Data entries:

******

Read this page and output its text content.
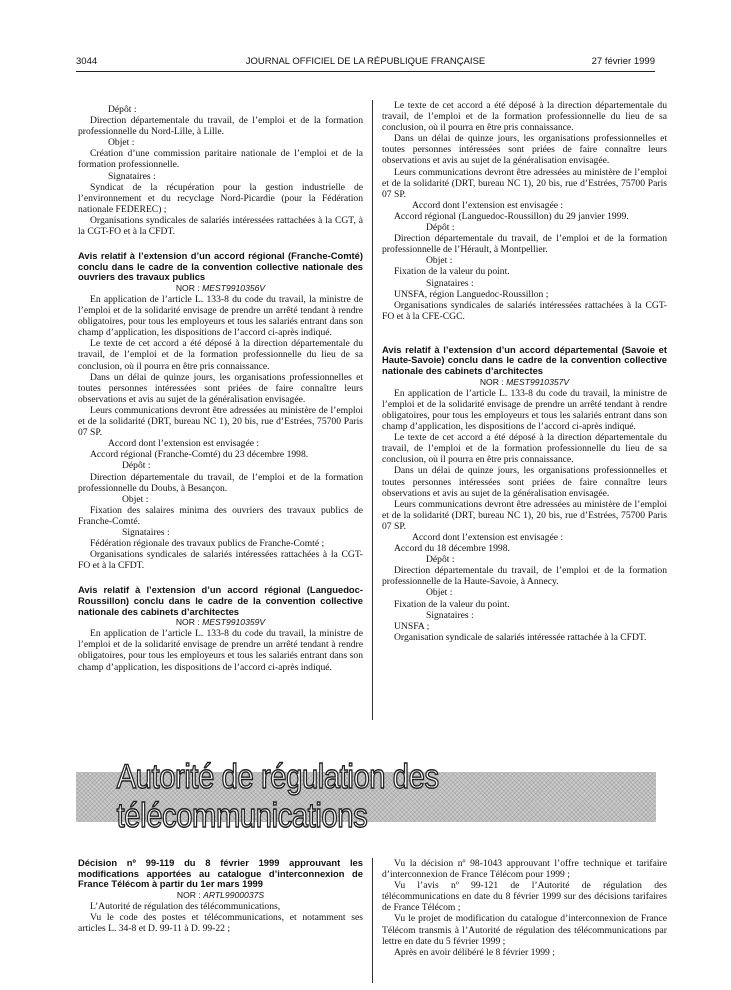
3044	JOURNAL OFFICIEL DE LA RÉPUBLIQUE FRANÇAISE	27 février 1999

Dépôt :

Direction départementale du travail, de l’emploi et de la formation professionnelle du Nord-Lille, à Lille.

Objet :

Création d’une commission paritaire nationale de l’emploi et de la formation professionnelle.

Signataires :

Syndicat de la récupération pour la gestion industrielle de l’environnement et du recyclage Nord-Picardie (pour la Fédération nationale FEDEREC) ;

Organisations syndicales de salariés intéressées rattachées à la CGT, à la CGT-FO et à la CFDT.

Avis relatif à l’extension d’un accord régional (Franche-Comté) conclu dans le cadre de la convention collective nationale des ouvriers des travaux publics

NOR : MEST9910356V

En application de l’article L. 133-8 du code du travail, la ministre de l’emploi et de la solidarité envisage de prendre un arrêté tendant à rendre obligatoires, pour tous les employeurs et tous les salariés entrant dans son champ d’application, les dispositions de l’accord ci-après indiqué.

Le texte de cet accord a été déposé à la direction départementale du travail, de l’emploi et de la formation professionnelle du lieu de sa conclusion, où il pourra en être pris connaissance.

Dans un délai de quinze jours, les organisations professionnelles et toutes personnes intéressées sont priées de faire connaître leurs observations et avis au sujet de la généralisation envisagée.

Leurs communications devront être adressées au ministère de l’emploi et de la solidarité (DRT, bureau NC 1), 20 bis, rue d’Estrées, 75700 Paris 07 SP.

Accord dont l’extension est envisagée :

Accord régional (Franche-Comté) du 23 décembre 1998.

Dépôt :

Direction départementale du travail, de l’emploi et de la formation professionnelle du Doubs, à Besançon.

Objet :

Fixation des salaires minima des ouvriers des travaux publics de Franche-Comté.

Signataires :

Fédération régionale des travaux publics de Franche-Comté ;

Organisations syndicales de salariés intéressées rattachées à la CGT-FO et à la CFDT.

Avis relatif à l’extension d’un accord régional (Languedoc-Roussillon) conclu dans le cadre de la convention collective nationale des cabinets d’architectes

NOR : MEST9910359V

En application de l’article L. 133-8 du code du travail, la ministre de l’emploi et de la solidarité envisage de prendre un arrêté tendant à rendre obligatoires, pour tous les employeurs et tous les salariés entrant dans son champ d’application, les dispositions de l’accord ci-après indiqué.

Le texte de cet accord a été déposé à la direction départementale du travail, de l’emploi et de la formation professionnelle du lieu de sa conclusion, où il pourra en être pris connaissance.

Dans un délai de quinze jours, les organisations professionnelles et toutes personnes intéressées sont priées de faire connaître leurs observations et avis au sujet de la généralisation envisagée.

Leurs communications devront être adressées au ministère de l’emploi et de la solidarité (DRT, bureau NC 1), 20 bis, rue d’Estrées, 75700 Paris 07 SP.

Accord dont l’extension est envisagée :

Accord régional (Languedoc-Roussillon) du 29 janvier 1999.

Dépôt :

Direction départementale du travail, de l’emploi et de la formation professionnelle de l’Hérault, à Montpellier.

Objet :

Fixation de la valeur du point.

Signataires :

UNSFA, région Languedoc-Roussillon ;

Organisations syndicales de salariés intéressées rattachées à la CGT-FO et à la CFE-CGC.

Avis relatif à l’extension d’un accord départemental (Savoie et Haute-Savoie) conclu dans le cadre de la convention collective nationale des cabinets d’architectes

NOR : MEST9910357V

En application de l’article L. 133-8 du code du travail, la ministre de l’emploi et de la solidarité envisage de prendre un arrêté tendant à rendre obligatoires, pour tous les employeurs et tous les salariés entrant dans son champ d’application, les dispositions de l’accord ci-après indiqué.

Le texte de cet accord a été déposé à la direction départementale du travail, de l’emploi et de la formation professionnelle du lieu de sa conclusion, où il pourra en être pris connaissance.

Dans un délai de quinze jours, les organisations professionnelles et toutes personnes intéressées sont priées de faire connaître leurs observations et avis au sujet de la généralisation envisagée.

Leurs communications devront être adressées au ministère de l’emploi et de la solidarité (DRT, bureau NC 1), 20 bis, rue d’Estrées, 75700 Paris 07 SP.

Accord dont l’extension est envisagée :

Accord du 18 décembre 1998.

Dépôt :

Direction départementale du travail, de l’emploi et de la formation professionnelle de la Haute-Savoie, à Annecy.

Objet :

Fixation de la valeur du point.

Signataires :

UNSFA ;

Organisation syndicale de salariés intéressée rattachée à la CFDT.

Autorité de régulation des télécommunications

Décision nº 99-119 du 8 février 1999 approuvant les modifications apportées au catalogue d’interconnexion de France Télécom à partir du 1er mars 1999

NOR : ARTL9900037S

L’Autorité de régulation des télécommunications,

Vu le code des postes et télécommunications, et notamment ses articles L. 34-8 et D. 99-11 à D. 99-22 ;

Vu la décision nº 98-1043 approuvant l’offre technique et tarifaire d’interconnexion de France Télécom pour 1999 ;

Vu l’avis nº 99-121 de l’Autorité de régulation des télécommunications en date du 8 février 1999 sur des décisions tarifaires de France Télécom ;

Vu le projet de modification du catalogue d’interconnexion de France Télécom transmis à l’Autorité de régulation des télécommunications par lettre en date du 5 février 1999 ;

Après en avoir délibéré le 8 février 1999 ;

******

**What you will do**
Quote the material word for word, dropping any images it holds.

**Finished task**
Read this page and output its text content.
3044	JOURNAL OFFICIEL DE LA RÉPUBLIQUE FRANÇAISE	27 février 1999

Dépôt :

Direction départementale du travail, de l’emploi et de la formation professionnelle du Nord-Lille, à Lille.

Objet :

Création d’une commission paritaire nationale de l’emploi et de la formation professionnelle.

Signataires :

Syndicat de la récupération pour la gestion industrielle de l’environnement et du recyclage Nord-Picardie (pour la Fédération nationale FEDEREC) ;

Organisations syndicales de salariés intéressées rattachées à la CGT, à la CGT-FO et à la CFDT.

Avis relatif à l’extension d’un accord régional (Franche-Comté) conclu dans le cadre de la convention collective nationale des ouvriers des travaux publics

NOR : MEST9910356V

En application de l’article L. 133-8 du code du travail, la ministre de l’emploi et de la solidarité envisage de prendre un arrêté tendant à rendre obligatoires, pour tous les employeurs et tous les salariés entrant dans son champ d’application, les dispositions de l’accord ci-après indiqué.

Le texte de cet accord a été déposé à la direction départementale du travail, de l’emploi et de la formation professionnelle du lieu de sa conclusion, où il pourra en être pris connaissance.

Dans un délai de quinze jours, les organisations professionnelles et toutes personnes intéressées sont priées de faire connaître leurs observations et avis au sujet de la généralisation envisagée.

Leurs communications devront être adressées au ministère de l’emploi et de la solidarité (DRT, bureau NC 1), 20 bis, rue d’Estrées, 75700 Paris 07 SP.

Accord dont l’extension est envisagée :

Accord régional (Franche-Comté) du 23 décembre 1998.

Dépôt :

Direction départementale du travail, de l’emploi et de la formation professionnelle du Doubs, à Besançon.

Objet :

Fixation des salaires minima des ouvriers des travaux publics de Franche-Comté.

Signataires :

Fédération régionale des travaux publics de Franche-Comté ;

Organisations syndicales de salariés intéressées rattachées à la CGT-FO et à la CFDT.

Avis relatif à l’extension d’un accord régional (Languedoc-Roussillon) conclu dans le cadre de la convention collective nationale des cabinets d’architectes

NOR : MEST9910359V

En application de l’article L. 133-8 du code du travail, la ministre de l’emploi et de la solidarité envisage de prendre un arrêté tendant à rendre obligatoires, pour tous les employeurs et tous les salariés entrant dans son champ d’application, les dispositions de l’accord ci-après indiqué.

Le texte de cet accord a été déposé à la direction départementale du travail, de l’emploi et de la formation professionnelle du lieu de sa conclusion, où il pourra en être pris connaissance.

Dans un délai de quinze jours, les organisations professionnelles et toutes personnes intéressées sont priées de faire connaître leurs observations et avis au sujet de la généralisation envisagée.

Leurs communications devront être adressées au ministère de l’emploi et de la solidarité (DRT, bureau NC 1), 20 bis, rue d’Estrées, 75700 Paris 07 SP.

Accord dont l’extension est envisagée :

Accord régional (Languedoc-Roussillon) du 29 janvier 1999.

Dépôt :

Direction départementale du travail, de l’emploi et de la formation professionnelle de l’Hérault, à Montpellier.

Objet :

Fixation de la valeur du point.

Signataires :

UNSFA, région Languedoc-Roussillon ;

Organisations syndicales de salariés intéressées rattachées à la CGT-FO et à la CFE-CGC.

Avis relatif à l’extension d’un accord départemental (Savoie et Haute-Savoie) conclu dans le cadre de la convention collective nationale des cabinets d’architectes

NOR : MEST9910357V

En application de l’article L. 133-8 du code du travail, la ministre de l’emploi et de la solidarité envisage de prendre un arrêté tendant à rendre obligatoires, pour tous les employeurs et tous les salariés entrant dans son champ d’application, les dispositions de l’accord ci-après indiqué.

Le texte de cet accord a été déposé à la direction départementale du travail, de l’emploi et de la formation professionnelle du lieu de sa conclusion, où il pourra en être pris connaissance.

Dans un délai de quinze jours, les organisations professionnelles et toutes personnes intéressées sont priées de faire connaître leurs observations et avis au sujet de la généralisation envisagée.

Leurs communications devront être adressées au ministère de l’emploi et de la solidarité (DRT, bureau NC 1), 20 bis, rue d’Estrées, 75700 Paris 07 SP.

Accord dont l’extension est envisagée :

Accord du 18 décembre 1998.

Dépôt :

Direction départementale du travail, de l’emploi et de la formation professionnelle de la Haute-Savoie, à Annecy.

Objet :

Fixation de la valeur du point.

Signataires :

UNSFA ;

Organisation syndicale de salariés intéressée rattachée à la CFDT.

Autorité de régulation des télécommunications

Décision nº 99-119 du 8 février 1999 approuvant les modifications apportées au catalogue d’interconnexion de France Télécom à partir du 1er mars 1999

NOR : ARTL9900037S

L’Autorité de régulation des télécommunications,

Vu le code des postes et télécommunications, et notamment ses articles L. 34-8 et D. 99-11 à D. 99-22 ;

Vu la décision nº 98-1043 approuvant l’offre technique et tarifaire d’interconnexion de France Télécom pour 1999 ;

Vu l’avis nº 99-121 de l’Autorité de régulation des télécommunications en date du 8 février 1999 sur des décisions tarifaires de France Télécom ;

Vu le projet de modification du catalogue d’interconnexion de France Télécom transmis à l’Autorité de régulation des télécommunications par lettre en date du 5 février 1999 ;

Après en avoir délibéré le 8 février 1999 ;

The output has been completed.